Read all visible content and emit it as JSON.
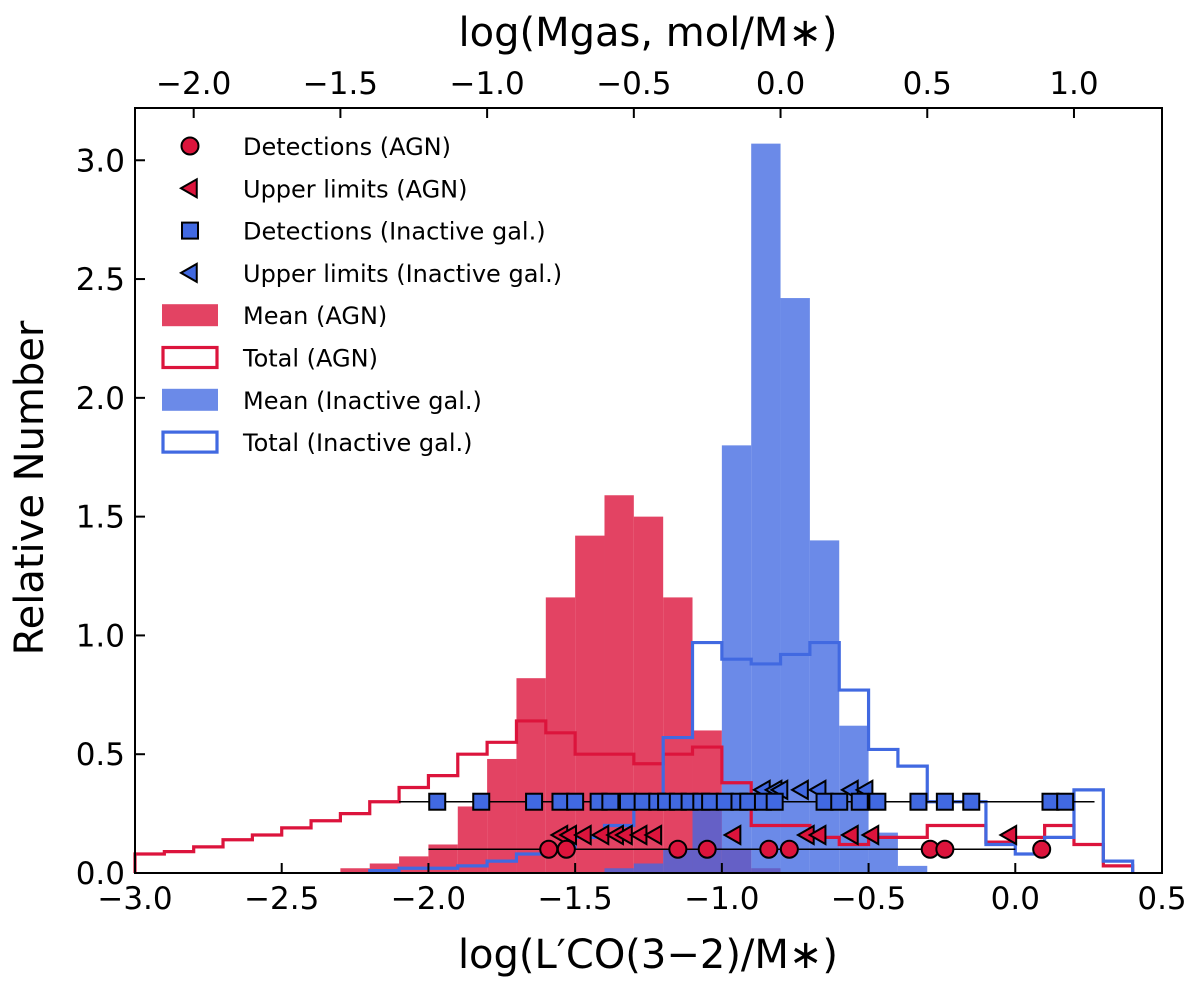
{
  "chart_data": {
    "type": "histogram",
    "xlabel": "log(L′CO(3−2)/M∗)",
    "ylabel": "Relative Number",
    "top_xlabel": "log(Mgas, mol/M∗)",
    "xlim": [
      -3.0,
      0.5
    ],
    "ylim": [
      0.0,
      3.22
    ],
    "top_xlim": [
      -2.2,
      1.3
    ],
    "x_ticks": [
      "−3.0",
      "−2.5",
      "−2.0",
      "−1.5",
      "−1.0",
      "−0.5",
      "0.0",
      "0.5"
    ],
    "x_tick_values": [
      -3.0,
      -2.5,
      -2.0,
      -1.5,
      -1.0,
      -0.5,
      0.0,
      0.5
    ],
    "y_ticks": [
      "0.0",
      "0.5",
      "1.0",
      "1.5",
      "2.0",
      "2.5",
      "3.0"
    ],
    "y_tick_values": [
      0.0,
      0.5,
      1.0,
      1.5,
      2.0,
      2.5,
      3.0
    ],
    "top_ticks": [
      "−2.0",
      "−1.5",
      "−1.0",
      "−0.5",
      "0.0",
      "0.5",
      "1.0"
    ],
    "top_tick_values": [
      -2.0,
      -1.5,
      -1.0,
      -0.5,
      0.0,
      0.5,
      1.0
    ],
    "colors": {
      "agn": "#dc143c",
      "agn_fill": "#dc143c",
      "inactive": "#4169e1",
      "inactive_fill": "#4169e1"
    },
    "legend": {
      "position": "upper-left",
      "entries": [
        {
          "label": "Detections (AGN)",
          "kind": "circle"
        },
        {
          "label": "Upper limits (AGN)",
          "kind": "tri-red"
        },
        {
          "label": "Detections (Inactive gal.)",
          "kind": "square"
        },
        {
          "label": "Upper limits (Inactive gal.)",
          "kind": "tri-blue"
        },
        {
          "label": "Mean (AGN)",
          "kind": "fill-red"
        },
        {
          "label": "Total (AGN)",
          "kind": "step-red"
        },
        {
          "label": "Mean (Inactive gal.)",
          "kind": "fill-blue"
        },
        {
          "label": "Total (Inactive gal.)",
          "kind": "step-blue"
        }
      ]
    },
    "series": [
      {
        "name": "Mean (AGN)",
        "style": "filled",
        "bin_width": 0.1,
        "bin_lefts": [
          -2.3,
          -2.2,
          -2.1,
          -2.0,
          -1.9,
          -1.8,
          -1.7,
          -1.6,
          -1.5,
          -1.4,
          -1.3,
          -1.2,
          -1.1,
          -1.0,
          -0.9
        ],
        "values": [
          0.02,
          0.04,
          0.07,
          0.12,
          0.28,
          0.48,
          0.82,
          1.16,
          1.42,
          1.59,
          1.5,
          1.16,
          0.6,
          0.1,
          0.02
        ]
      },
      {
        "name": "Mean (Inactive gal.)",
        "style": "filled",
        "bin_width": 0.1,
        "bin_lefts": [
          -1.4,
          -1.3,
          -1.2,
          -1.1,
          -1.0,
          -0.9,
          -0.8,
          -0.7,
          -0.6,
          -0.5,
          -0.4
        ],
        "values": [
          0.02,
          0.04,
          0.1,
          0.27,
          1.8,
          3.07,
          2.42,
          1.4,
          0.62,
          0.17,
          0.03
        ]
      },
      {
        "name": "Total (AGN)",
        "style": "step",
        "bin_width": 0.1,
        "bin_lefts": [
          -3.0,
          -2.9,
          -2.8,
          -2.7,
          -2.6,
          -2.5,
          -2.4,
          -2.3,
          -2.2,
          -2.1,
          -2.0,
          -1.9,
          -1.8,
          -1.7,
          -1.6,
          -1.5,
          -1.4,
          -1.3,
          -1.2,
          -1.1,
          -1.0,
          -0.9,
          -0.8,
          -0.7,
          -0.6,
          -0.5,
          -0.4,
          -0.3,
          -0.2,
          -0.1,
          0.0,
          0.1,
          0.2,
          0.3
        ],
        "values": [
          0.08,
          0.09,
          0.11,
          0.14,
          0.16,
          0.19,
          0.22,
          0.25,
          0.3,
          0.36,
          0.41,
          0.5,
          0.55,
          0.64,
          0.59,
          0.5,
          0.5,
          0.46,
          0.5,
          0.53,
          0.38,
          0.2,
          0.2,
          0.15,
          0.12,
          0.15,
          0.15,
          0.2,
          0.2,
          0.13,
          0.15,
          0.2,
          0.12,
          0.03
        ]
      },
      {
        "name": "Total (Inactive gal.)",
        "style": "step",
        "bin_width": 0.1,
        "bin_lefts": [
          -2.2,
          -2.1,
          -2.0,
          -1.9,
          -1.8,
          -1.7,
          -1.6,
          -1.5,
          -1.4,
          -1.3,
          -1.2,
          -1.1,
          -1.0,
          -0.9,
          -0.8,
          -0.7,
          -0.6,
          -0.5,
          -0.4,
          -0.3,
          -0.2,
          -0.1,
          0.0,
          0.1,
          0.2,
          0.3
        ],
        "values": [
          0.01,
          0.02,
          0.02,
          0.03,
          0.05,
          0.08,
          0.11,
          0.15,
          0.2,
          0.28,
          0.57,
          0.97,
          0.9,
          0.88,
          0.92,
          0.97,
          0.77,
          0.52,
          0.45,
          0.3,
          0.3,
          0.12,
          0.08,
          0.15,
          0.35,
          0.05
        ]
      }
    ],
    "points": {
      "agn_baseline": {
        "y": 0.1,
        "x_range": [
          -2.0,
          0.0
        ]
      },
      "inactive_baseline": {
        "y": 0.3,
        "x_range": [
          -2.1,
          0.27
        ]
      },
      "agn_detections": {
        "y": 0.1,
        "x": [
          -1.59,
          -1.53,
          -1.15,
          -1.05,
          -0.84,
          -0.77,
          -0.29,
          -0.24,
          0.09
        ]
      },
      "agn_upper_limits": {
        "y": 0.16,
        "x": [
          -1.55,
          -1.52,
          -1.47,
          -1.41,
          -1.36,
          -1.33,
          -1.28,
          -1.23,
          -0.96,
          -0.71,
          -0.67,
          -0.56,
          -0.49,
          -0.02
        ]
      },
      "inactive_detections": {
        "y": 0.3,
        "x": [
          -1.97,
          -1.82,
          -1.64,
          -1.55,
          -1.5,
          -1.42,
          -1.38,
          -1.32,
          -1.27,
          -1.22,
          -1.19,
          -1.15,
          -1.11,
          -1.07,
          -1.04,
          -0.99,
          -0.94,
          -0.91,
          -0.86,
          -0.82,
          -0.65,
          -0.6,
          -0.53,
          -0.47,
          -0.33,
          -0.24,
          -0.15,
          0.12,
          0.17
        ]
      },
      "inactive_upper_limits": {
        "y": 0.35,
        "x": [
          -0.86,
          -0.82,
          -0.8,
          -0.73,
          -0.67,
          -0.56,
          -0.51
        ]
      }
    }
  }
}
______________________________
EXERCISE DIRECTIONS:
Copy the listing in full and without alteration, omitting every picture.

OUTPUT OF THE EXERCISE:
Read all visible content and emit it as JSON.
{
  "chart_data": {
    "type": "histogram",
    "xlabel": "log(L′CO(3−2)/M∗)",
    "ylabel": "Relative Number",
    "top_xlabel": "log(Mgas, mol/M∗)",
    "xlim": [
      -3.0,
      0.5
    ],
    "ylim": [
      0.0,
      3.22
    ],
    "top_xlim": [
      -2.2,
      1.3
    ],
    "x_ticks": [
      "−3.0",
      "−2.5",
      "−2.0",
      "−1.5",
      "−1.0",
      "−0.5",
      "0.0",
      "0.5"
    ],
    "x_tick_values": [
      -3.0,
      -2.5,
      -2.0,
      -1.5,
      -1.0,
      -0.5,
      0.0,
      0.5
    ],
    "y_ticks": [
      "0.0",
      "0.5",
      "1.0",
      "1.5",
      "2.0",
      "2.5",
      "3.0"
    ],
    "y_tick_values": [
      0.0,
      0.5,
      1.0,
      1.5,
      2.0,
      2.5,
      3.0
    ],
    "top_ticks": [
      "−2.0",
      "−1.5",
      "−1.0",
      "−0.5",
      "0.0",
      "0.5",
      "1.0"
    ],
    "top_tick_values": [
      -2.0,
      -1.5,
      -1.0,
      -0.5,
      0.0,
      0.5,
      1.0
    ],
    "colors": {
      "agn": "#dc143c",
      "agn_fill": "#dc143c",
      "inactive": "#4169e1",
      "inactive_fill": "#4169e1"
    },
    "legend": {
      "position": "upper-left",
      "entries": [
        {
          "label": "Detections (AGN)",
          "kind": "circle"
        },
        {
          "label": "Upper limits (AGN)",
          "kind": "tri-red"
        },
        {
          "label": "Detections (Inactive gal.)",
          "kind": "square"
        },
        {
          "label": "Upper limits (Inactive gal.)",
          "kind": "tri-blue"
        },
        {
          "label": "Mean (AGN)",
          "kind": "fill-red"
        },
        {
          "label": "Total (AGN)",
          "kind": "step-red"
        },
        {
          "label": "Mean (Inactive gal.)",
          "kind": "fill-blue"
        },
        {
          "label": "Total (Inactive gal.)",
          "kind": "step-blue"
        }
      ]
    },
    "series": [
      {
        "name": "Mean (AGN)",
        "style": "filled",
        "bin_width": 0.1,
        "bin_lefts": [
          -2.3,
          -2.2,
          -2.1,
          -2.0,
          -1.9,
          -1.8,
          -1.7,
          -1.6,
          -1.5,
          -1.4,
          -1.3,
          -1.2,
          -1.1,
          -1.0,
          -0.9
        ],
        "values": [
          0.02,
          0.04,
          0.07,
          0.12,
          0.28,
          0.48,
          0.82,
          1.16,
          1.42,
          1.59,
          1.5,
          1.16,
          0.6,
          0.1,
          0.02
        ]
      },
      {
        "name": "Mean (Inactive gal.)",
        "style": "filled",
        "bin_width": 0.1,
        "bin_lefts": [
          -1.4,
          -1.3,
          -1.2,
          -1.1,
          -1.0,
          -0.9,
          -0.8,
          -0.7,
          -0.6,
          -0.5,
          -0.4
        ],
        "values": [
          0.02,
          0.04,
          0.1,
          0.27,
          1.8,
          3.07,
          2.42,
          1.4,
          0.62,
          0.17,
          0.03
        ]
      },
      {
        "name": "Total (AGN)",
        "style": "step",
        "bin_width": 0.1,
        "bin_lefts": [
          -3.0,
          -2.9,
          -2.8,
          -2.7,
          -2.6,
          -2.5,
          -2.4,
          -2.3,
          -2.2,
          -2.1,
          -2.0,
          -1.9,
          -1.8,
          -1.7,
          -1.6,
          -1.5,
          -1.4,
          -1.3,
          -1.2,
          -1.1,
          -1.0,
          -0.9,
          -0.8,
          -0.7,
          -0.6,
          -0.5,
          -0.4,
          -0.3,
          -0.2,
          -0.1,
          0.0,
          0.1,
          0.2,
          0.3
        ],
        "values": [
          0.08,
          0.09,
          0.11,
          0.14,
          0.16,
          0.19,
          0.22,
          0.25,
          0.3,
          0.36,
          0.41,
          0.5,
          0.55,
          0.64,
          0.59,
          0.5,
          0.5,
          0.46,
          0.5,
          0.53,
          0.38,
          0.2,
          0.2,
          0.15,
          0.12,
          0.15,
          0.15,
          0.2,
          0.2,
          0.13,
          0.15,
          0.2,
          0.12,
          0.03
        ]
      },
      {
        "name": "Total (Inactive gal.)",
        "style": "step",
        "bin_width": 0.1,
        "bin_lefts": [
          -2.2,
          -2.1,
          -2.0,
          -1.9,
          -1.8,
          -1.7,
          -1.6,
          -1.5,
          -1.4,
          -1.3,
          -1.2,
          -1.1,
          -1.0,
          -0.9,
          -0.8,
          -0.7,
          -0.6,
          -0.5,
          -0.4,
          -0.3,
          -0.2,
          -0.1,
          0.0,
          0.1,
          0.2,
          0.3
        ],
        "values": [
          0.01,
          0.02,
          0.02,
          0.03,
          0.05,
          0.08,
          0.11,
          0.15,
          0.2,
          0.28,
          0.57,
          0.97,
          0.9,
          0.88,
          0.92,
          0.97,
          0.77,
          0.52,
          0.45,
          0.3,
          0.3,
          0.12,
          0.08,
          0.15,
          0.35,
          0.05
        ]
      }
    ],
    "points": {
      "agn_baseline": {
        "y": 0.1,
        "x_range": [
          -2.0,
          0.0
        ]
      },
      "inactive_baseline": {
        "y": 0.3,
        "x_range": [
          -2.1,
          0.27
        ]
      },
      "agn_detections": {
        "y": 0.1,
        "x": [
          -1.59,
          -1.53,
          -1.15,
          -1.05,
          -0.84,
          -0.77,
          -0.29,
          -0.24,
          0.09
        ]
      },
      "agn_upper_limits": {
        "y": 0.16,
        "x": [
          -1.55,
          -1.52,
          -1.47,
          -1.41,
          -1.36,
          -1.33,
          -1.28,
          -1.23,
          -0.96,
          -0.71,
          -0.67,
          -0.56,
          -0.49,
          -0.02
        ]
      },
      "inactive_detections": {
        "y": 0.3,
        "x": [
          -1.97,
          -1.82,
          -1.64,
          -1.55,
          -1.5,
          -1.42,
          -1.38,
          -1.32,
          -1.27,
          -1.22,
          -1.19,
          -1.15,
          -1.11,
          -1.07,
          -1.04,
          -0.99,
          -0.94,
          -0.91,
          -0.86,
          -0.82,
          -0.65,
          -0.6,
          -0.53,
          -0.47,
          -0.33,
          -0.24,
          -0.15,
          0.12,
          0.17
        ]
      },
      "inactive_upper_limits": {
        "y": 0.35,
        "x": [
          -0.86,
          -0.82,
          -0.8,
          -0.73,
          -0.67,
          -0.56,
          -0.51
        ]
      }
    }
  }
}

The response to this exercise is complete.